Challenge>
Every record should be copied exactly, except that pictures are to be omitted.

::::

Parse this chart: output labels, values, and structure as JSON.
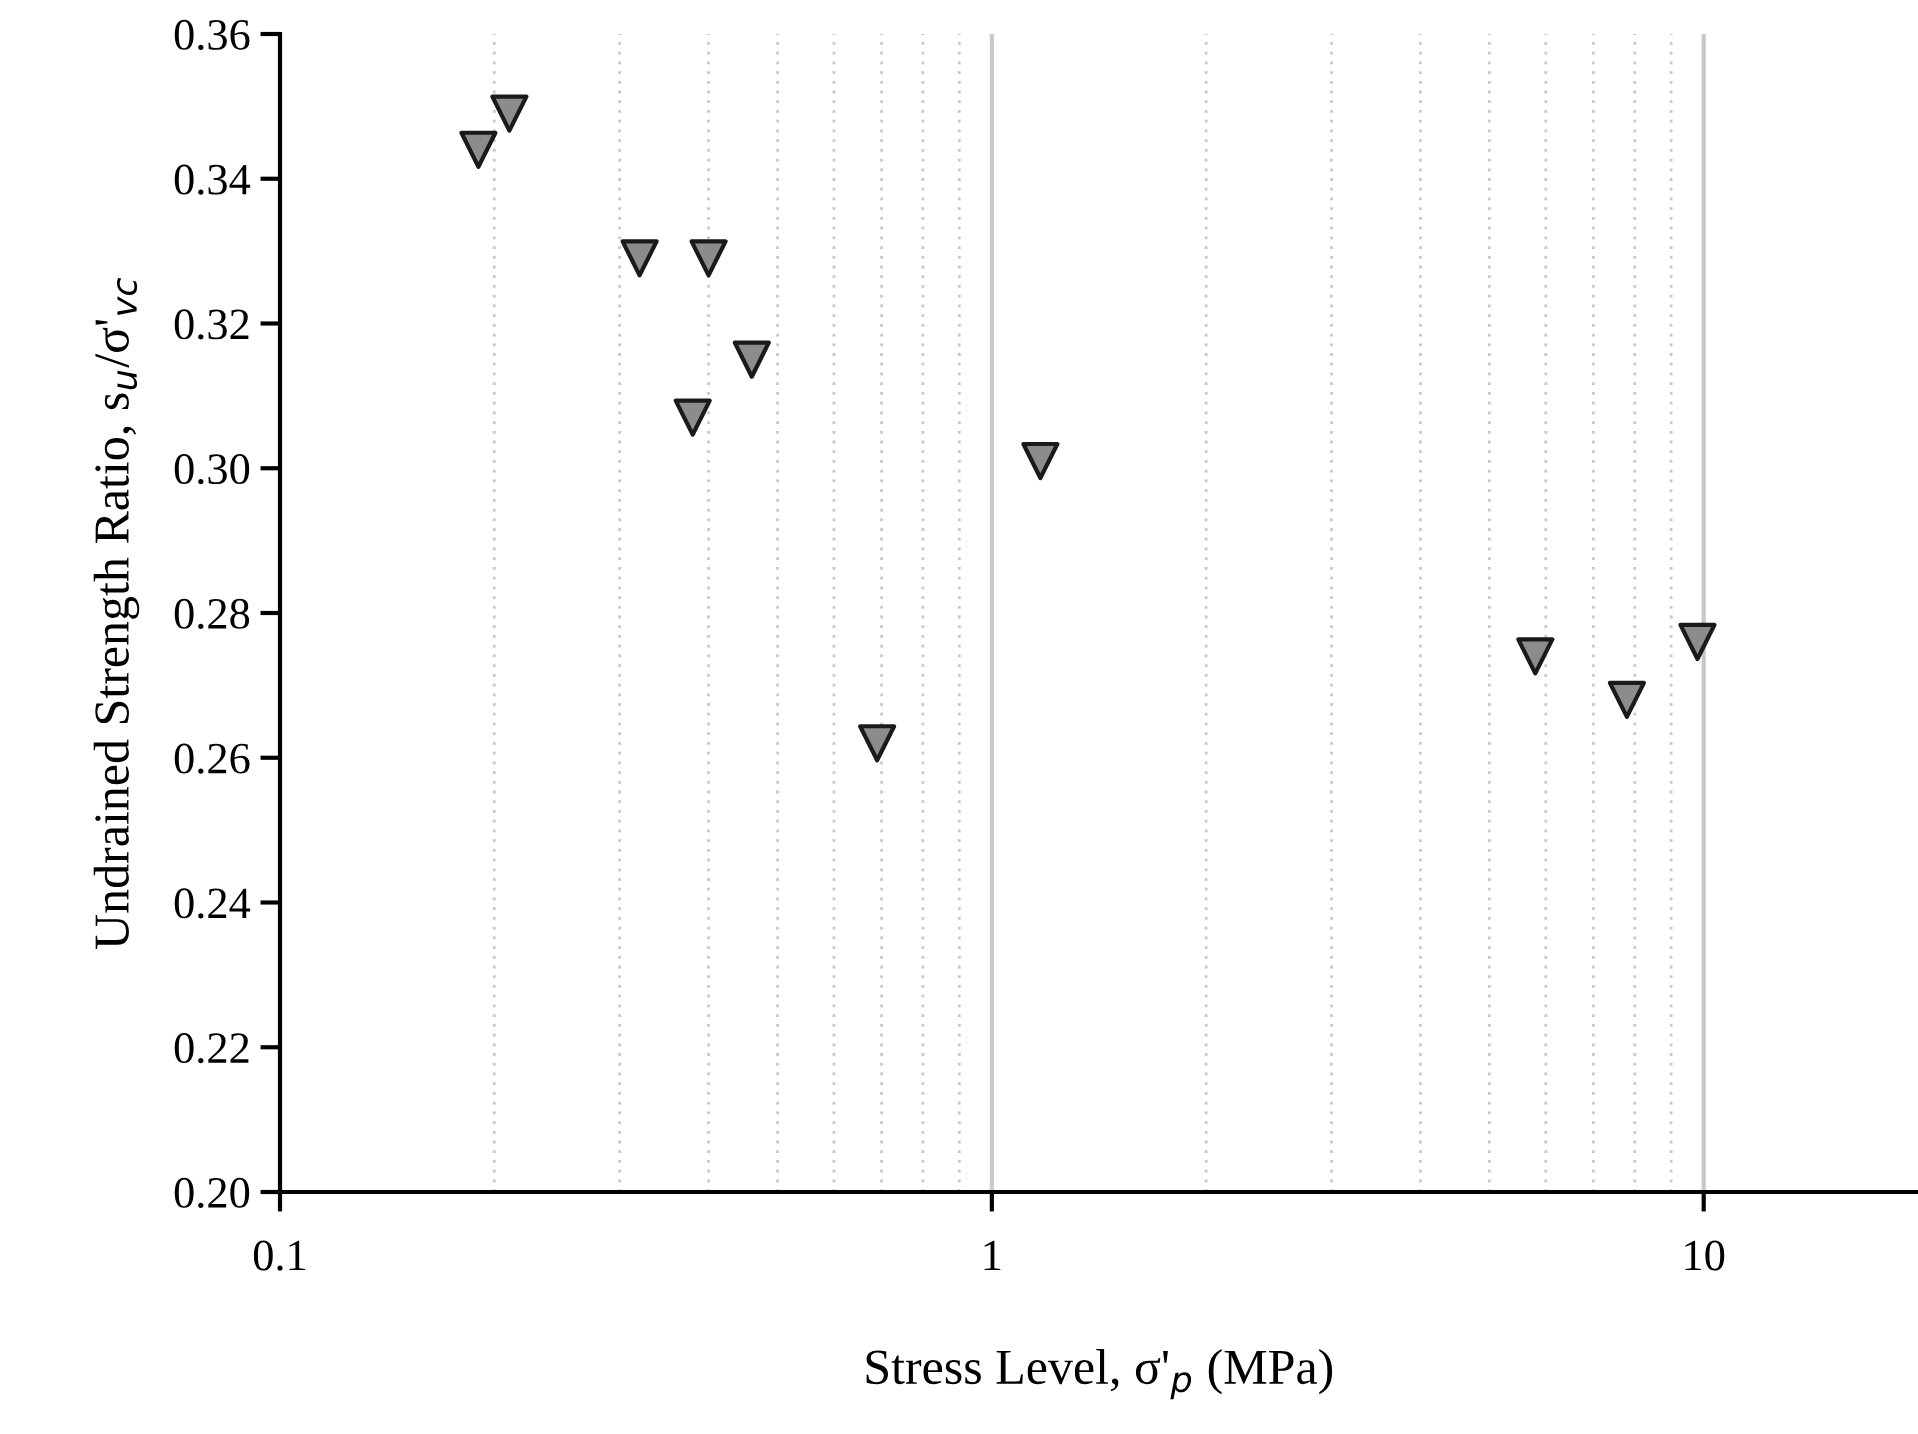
{
  "chart_data": {
    "type": "scatter",
    "xlabel": "Stress Level, σ'$_{p}$ (MPa)",
    "ylabel": "Undrained Strength Ratio, s$_{u}$/σ'$_{vc}$",
    "x": [
      0.19,
      0.21,
      0.32,
      0.4,
      0.38,
      0.46,
      0.69,
      1.17,
      5.8,
      7.8,
      9.8
    ],
    "series": [
      {
        "color": "#8c8c8c",
        "values": [
          0.344,
          0.349,
          0.329,
          0.329,
          0.307,
          0.315,
          0.262,
          0.301,
          0.274,
          0.268,
          0.276
        ]
      }
    ],
    "log": "x",
    "xlim": [
      0.1,
      20
    ],
    "xticks": [
      0.1,
      1,
      10
    ],
    "ylim": [
      0.2,
      0.36
    ],
    "yticks": [
      {
        "value": 0.2,
        "label": "0.20"
      },
      {
        "value": 0.22,
        "label": "0.22"
      },
      {
        "value": 0.24,
        "label": "0.24"
      },
      {
        "value": 0.26,
        "label": "0.26"
      },
      {
        "value": 0.28,
        "label": "0.28"
      },
      {
        "value": 0.3,
        "label": "0.30"
      },
      {
        "value": 0.32,
        "label": "0.32"
      },
      {
        "value": 0.34,
        "label": "0.34"
      },
      {
        "value": 0.36,
        "label": "0.36"
      }
    ],
    "grid": "x",
    "marker": "triangle_down",
    "legend": false
  }
}
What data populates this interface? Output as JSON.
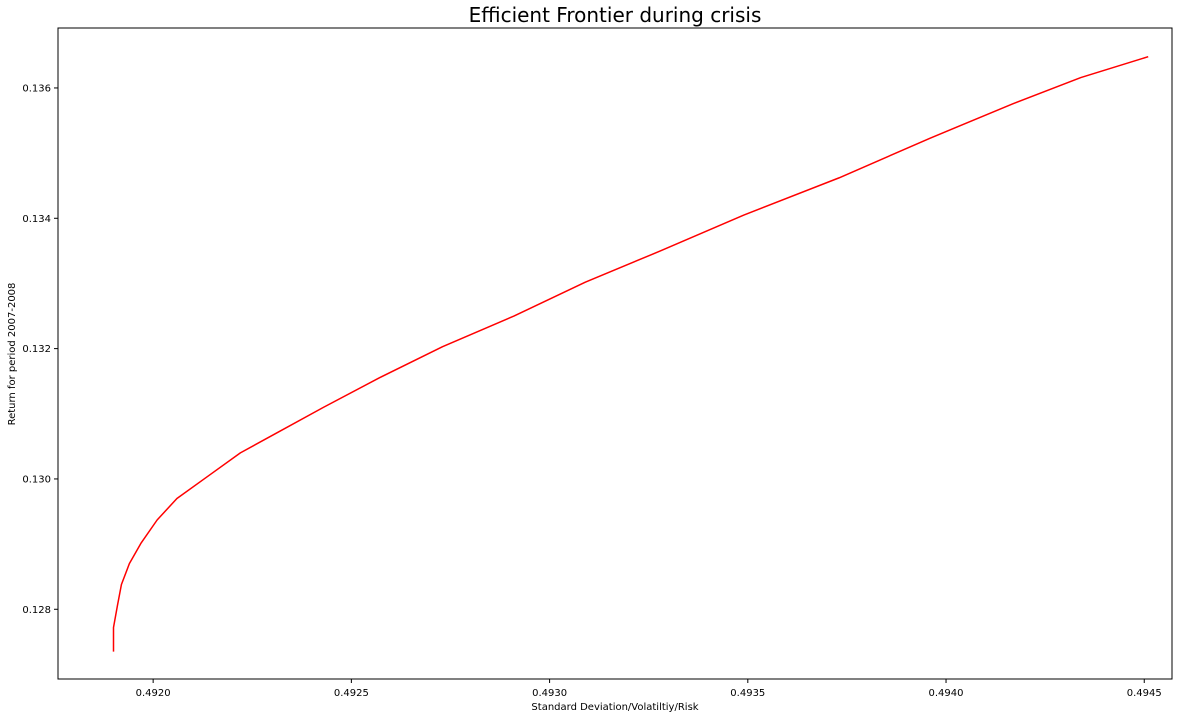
{
  "chart_data": {
    "type": "line",
    "title": "Efficient Frontier during crisis",
    "xlabel": "Standard Deviation/Volatiltiy/Risk",
    "ylabel": "Return for period 2007-2008",
    "xlim": [
      0.49176,
      0.49457
    ],
    "ylim": [
      0.12693,
      0.13692
    ],
    "grid": false,
    "x_ticks": [
      0.492,
      0.4925,
      0.493,
      0.4935,
      0.494,
      0.4945
    ],
    "x_tick_labels": [
      "0.4920",
      "0.4925",
      "0.4930",
      "0.4935",
      "0.4940",
      "0.4945"
    ],
    "y_ticks": [
      0.128,
      0.13,
      0.132,
      0.134,
      0.136
    ],
    "y_tick_labels": [
      "0.128",
      "0.130",
      "0.132",
      "0.134",
      "0.136"
    ],
    "series": [
      {
        "color": "#ff0000",
        "x": [
          0.4919,
          0.4919,
          0.49191,
          0.49192,
          0.49194,
          0.49197,
          0.49201,
          0.49206,
          0.49214,
          0.49222,
          0.49231,
          0.49243,
          0.49257,
          0.49273,
          0.49291,
          0.49309,
          0.49328,
          0.49349,
          0.49373,
          0.49396,
          0.49417,
          0.49434,
          0.49451
        ],
        "y": [
          0.12735,
          0.12772,
          0.12806,
          0.12838,
          0.1287,
          0.12902,
          0.12937,
          0.1297,
          0.13005,
          0.1304,
          0.1307,
          0.1311,
          0.13155,
          0.13203,
          0.1325,
          0.13302,
          0.1335,
          0.13405,
          0.13462,
          0.13523,
          0.13576,
          0.13616,
          0.13648
        ]
      }
    ]
  }
}
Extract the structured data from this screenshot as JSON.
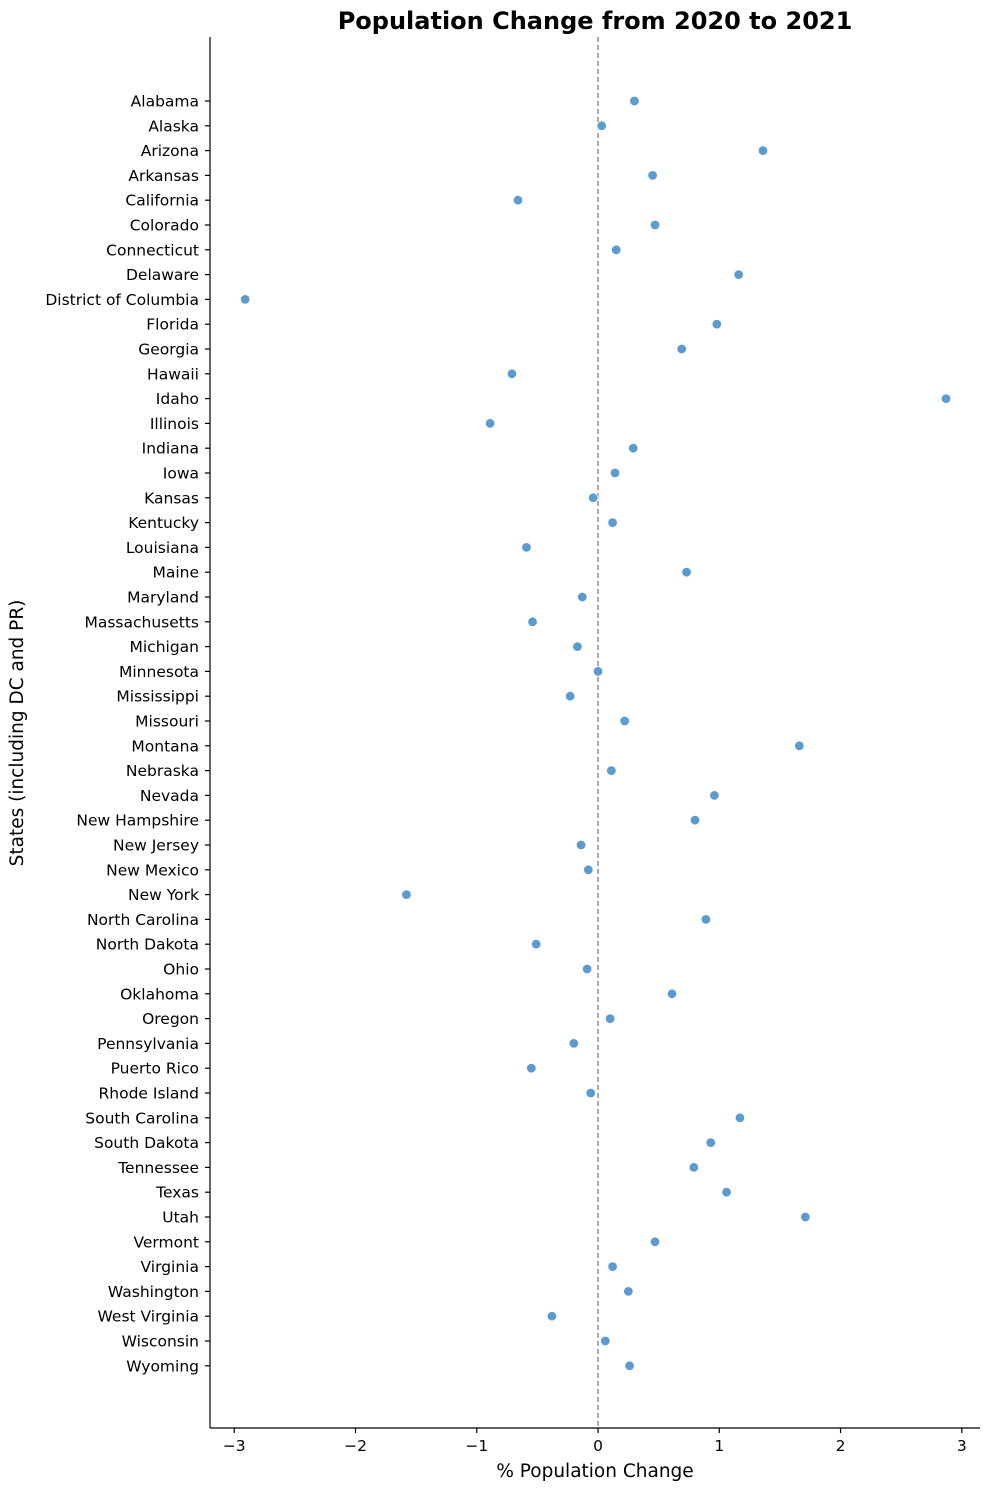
{
  "chart_data": {
    "type": "scatter",
    "title": "Population Change from 2020 to 2021",
    "xlabel": "% Population Change",
    "ylabel": "States (including DC and PR)",
    "xlim": [
      -3.2,
      3.15
    ],
    "xticks": [
      -3,
      -2,
      -1,
      0,
      1,
      2,
      3
    ],
    "xtick_labels": [
      "−3",
      "−2",
      "−1",
      "0",
      "1",
      "2",
      "3"
    ],
    "reference_line": {
      "x": 0,
      "style": "dashed",
      "color": "#808080"
    },
    "point_color": "#5b9bcf",
    "grid": false,
    "points": [
      {
        "state": "Alabama",
        "value": 0.3
      },
      {
        "state": "Alaska",
        "value": 0.03
      },
      {
        "state": "Arizona",
        "value": 1.36
      },
      {
        "state": "Arkansas",
        "value": 0.45
      },
      {
        "state": "California",
        "value": -0.66
      },
      {
        "state": "Colorado",
        "value": 0.47
      },
      {
        "state": "Connecticut",
        "value": 0.15
      },
      {
        "state": "Delaware",
        "value": 1.16
      },
      {
        "state": "District of Columbia",
        "value": -2.91
      },
      {
        "state": "Florida",
        "value": 0.98
      },
      {
        "state": "Georgia",
        "value": 0.69
      },
      {
        "state": "Hawaii",
        "value": -0.71
      },
      {
        "state": "Idaho",
        "value": 2.87
      },
      {
        "state": "Illinois",
        "value": -0.89
      },
      {
        "state": "Indiana",
        "value": 0.29
      },
      {
        "state": "Iowa",
        "value": 0.14
      },
      {
        "state": "Kansas",
        "value": -0.04
      },
      {
        "state": "Kentucky",
        "value": 0.12
      },
      {
        "state": "Louisiana",
        "value": -0.59
      },
      {
        "state": "Maine",
        "value": 0.73
      },
      {
        "state": "Maryland",
        "value": -0.13
      },
      {
        "state": "Massachusetts",
        "value": -0.54
      },
      {
        "state": "Michigan",
        "value": -0.17
      },
      {
        "state": "Minnesota",
        "value": 0.0
      },
      {
        "state": "Mississippi",
        "value": -0.23
      },
      {
        "state": "Missouri",
        "value": 0.22
      },
      {
        "state": "Montana",
        "value": 1.66
      },
      {
        "state": "Nebraska",
        "value": 0.11
      },
      {
        "state": "Nevada",
        "value": 0.96
      },
      {
        "state": "New Hampshire",
        "value": 0.8
      },
      {
        "state": "New Jersey",
        "value": -0.14
      },
      {
        "state": "New Mexico",
        "value": -0.08
      },
      {
        "state": "New York",
        "value": -1.58
      },
      {
        "state": "North Carolina",
        "value": 0.89
      },
      {
        "state": "North Dakota",
        "value": -0.51
      },
      {
        "state": "Ohio",
        "value": -0.09
      },
      {
        "state": "Oklahoma",
        "value": 0.61
      },
      {
        "state": "Oregon",
        "value": 0.1
      },
      {
        "state": "Pennsylvania",
        "value": -0.2
      },
      {
        "state": "Puerto Rico",
        "value": -0.55
      },
      {
        "state": "Rhode Island",
        "value": -0.06
      },
      {
        "state": "South Carolina",
        "value": 1.17
      },
      {
        "state": "South Dakota",
        "value": 0.93
      },
      {
        "state": "Tennessee",
        "value": 0.79
      },
      {
        "state": "Texas",
        "value": 1.06
      },
      {
        "state": "Utah",
        "value": 1.71
      },
      {
        "state": "Vermont",
        "value": 0.47
      },
      {
        "state": "Virginia",
        "value": 0.12
      },
      {
        "state": "Washington",
        "value": 0.25
      },
      {
        "state": "West Virginia",
        "value": -0.38
      },
      {
        "state": "Wisconsin",
        "value": 0.06
      },
      {
        "state": "Wyoming",
        "value": 0.26
      }
    ]
  }
}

::::

Solution to this exercise>
Parse this chart: output labels, values, and structure as JSON.
{
  "chart_data": {
    "type": "scatter",
    "xlabel": "Stress Level, σ'$_{p}$ (MPa)",
    "ylabel": "Undrained Strength Ratio, s$_{u}$/σ'$_{vc}$",
    "x": [
      0.19,
      0.21,
      0.32,
      0.4,
      0.38,
      0.46,
      0.69,
      1.17,
      5.8,
      7.8,
      9.8
    ],
    "series": [
      {
        "color": "#8c8c8c",
        "values": [
          0.344,
          0.349,
          0.329,
          0.329,
          0.307,
          0.315,
          0.262,
          0.301,
          0.274,
          0.268,
          0.276
        ]
      }
    ],
    "log": "x",
    "xlim": [
      0.1,
      20
    ],
    "xticks": [
      0.1,
      1,
      10
    ],
    "ylim": [
      0.2,
      0.36
    ],
    "yticks": [
      {
        "value": 0.2,
        "label": "0.20"
      },
      {
        "value": 0.22,
        "label": "0.22"
      },
      {
        "value": 0.24,
        "label": "0.24"
      },
      {
        "value": 0.26,
        "label": "0.26"
      },
      {
        "value": 0.28,
        "label": "0.28"
      },
      {
        "value": 0.3,
        "label": "0.30"
      },
      {
        "value": 0.32,
        "label": "0.32"
      },
      {
        "value": 0.34,
        "label": "0.34"
      },
      {
        "value": 0.36,
        "label": "0.36"
      }
    ],
    "grid": "x",
    "marker": "triangle_down",
    "legend": false
  }
}
What data populates this interface? Output as JSON.
{
  "chart_data": {
    "type": "line",
    "title": "Efficient Frontier during crisis",
    "xlabel": "Standard Deviation/Volatiltiy/Risk",
    "ylabel": "Return for period 2007-2008",
    "xlim": [
      0.49176,
      0.49457
    ],
    "ylim": [
      0.12693,
      0.13692
    ],
    "grid": false,
    "x_ticks": [
      0.492,
      0.4925,
      0.493,
      0.4935,
      0.494,
      0.4945
    ],
    "x_tick_labels": [
      "0.4920",
      "0.4925",
      "0.4930",
      "0.4935",
      "0.4940",
      "0.4945"
    ],
    "y_ticks": [
      0.128,
      0.13,
      0.132,
      0.134,
      0.136
    ],
    "y_tick_labels": [
      "0.128",
      "0.130",
      "0.132",
      "0.134",
      "0.136"
    ],
    "series": [
      {
        "color": "#ff0000",
        "x": [
          0.4919,
          0.4919,
          0.49191,
          0.49192,
          0.49194,
          0.49197,
          0.49201,
          0.49206,
          0.49214,
          0.49222,
          0.49231,
          0.49243,
          0.49257,
          0.49273,
          0.49291,
          0.49309,
          0.49328,
          0.49349,
          0.49373,
          0.49396,
          0.49417,
          0.49434,
          0.49451
        ],
        "y": [
          0.12735,
          0.12772,
          0.12806,
          0.12838,
          0.1287,
          0.12902,
          0.12937,
          0.1297,
          0.13005,
          0.1304,
          0.1307,
          0.1311,
          0.13155,
          0.13203,
          0.1325,
          0.13302,
          0.1335,
          0.13405,
          0.13462,
          0.13523,
          0.13576,
          0.13616,
          0.13648
        ]
      }
    ]
  }
}
Extract the structured data from this screenshot as JSON.
{
  "chart_data": {
    "type": "scatter",
    "title": "Population Change from 2020 to 2021",
    "xlabel": "% Population Change",
    "ylabel": "States (including DC and PR)",
    "xlim": [
      -3.2,
      3.15
    ],
    "xticks": [
      -3,
      -2,
      -1,
      0,
      1,
      2,
      3
    ],
    "xtick_labels": [
      "−3",
      "−2",
      "−1",
      "0",
      "1",
      "2",
      "3"
    ],
    "reference_line": {
      "x": 0,
      "style": "dashed",
      "color": "#808080"
    },
    "point_color": "#5b9bcf",
    "grid": false,
    "points": [
      {
        "state": "Alabama",
        "value": 0.3
      },
      {
        "state": "Alaska",
        "value": 0.03
      },
      {
        "state": "Arizona",
        "value": 1.36
      },
      {
        "state": "Arkansas",
        "value": 0.45
      },
      {
        "state": "California",
        "value": -0.66
      },
      {
        "state": "Colorado",
        "value": 0.47
      },
      {
        "state": "Connecticut",
        "value": 0.15
      },
      {
        "state": "Delaware",
        "value": 1.16
      },
      {
        "state": "District of Columbia",
        "value": -2.91
      },
      {
        "state": "Florida",
        "value": 0.98
      },
      {
        "state": "Georgia",
        "value": 0.69
      },
      {
        "state": "Hawaii",
        "value": -0.71
      },
      {
        "state": "Idaho",
        "value": 2.87
      },
      {
        "state": "Illinois",
        "value": -0.89
      },
      {
        "state": "Indiana",
        "value": 0.29
      },
      {
        "state": "Iowa",
        "value": 0.14
      },
      {
        "state": "Kansas",
        "value": -0.04
      },
      {
        "state": "Kentucky",
        "value": 0.12
      },
      {
        "state": "Louisiana",
        "value": -0.59
      },
      {
        "state": "Maine",
        "value": 0.73
      },
      {
        "state": "Maryland",
        "value": -0.13
      },
      {
        "state": "Massachusetts",
        "value": -0.54
      },
      {
        "state": "Michigan",
        "value": -0.17
      },
      {
        "state": "Minnesota",
        "value": 0.0
      },
      {
        "state": "Mississippi",
        "value": -0.23
      },
      {
        "state": "Missouri",
        "value": 0.22
      },
      {
        "state": "Montana",
        "value": 1.66
      },
      {
        "state": "Nebraska",
        "value": 0.11
      },
      {
        "state": "Nevada",
        "value": 0.96
      },
      {
        "state": "New Hampshire",
        "value": 0.8
      },
      {
        "state": "New Jersey",
        "value": -0.14
      },
      {
        "state": "New Mexico",
        "value": -0.08
      },
      {
        "state": "New York",
        "value": -1.58
      },
      {
        "state": "North Carolina",
        "value": 0.89
      },
      {
        "state": "North Dakota",
        "value": -0.51
      },
      {
        "state": "Ohio",
        "value": -0.09
      },
      {
        "state": "Oklahoma",
        "value": 0.61
      },
      {
        "state": "Oregon",
        "value": 0.1
      },
      {
        "state": "Pennsylvania",
        "value": -0.2
      },
      {
        "state": "Puerto Rico",
        "value": -0.55
      },
      {
        "state": "Rhode Island",
        "value": -0.06
      },
      {
        "state": "South Carolina",
        "value": 1.17
      },
      {
        "state": "South Dakota",
        "value": 0.93
      },
      {
        "state": "Tennessee",
        "value": 0.79
      },
      {
        "state": "Texas",
        "value": 1.06
      },
      {
        "state": "Utah",
        "value": 1.71
      },
      {
        "state": "Vermont",
        "value": 0.47
      },
      {
        "state": "Virginia",
        "value": 0.12
      },
      {
        "state": "Washington",
        "value": 0.25
      },
      {
        "state": "West Virginia",
        "value": -0.38
      },
      {
        "state": "Wisconsin",
        "value": 0.06
      },
      {
        "state": "Wyoming",
        "value": 0.26
      }
    ]
  }
}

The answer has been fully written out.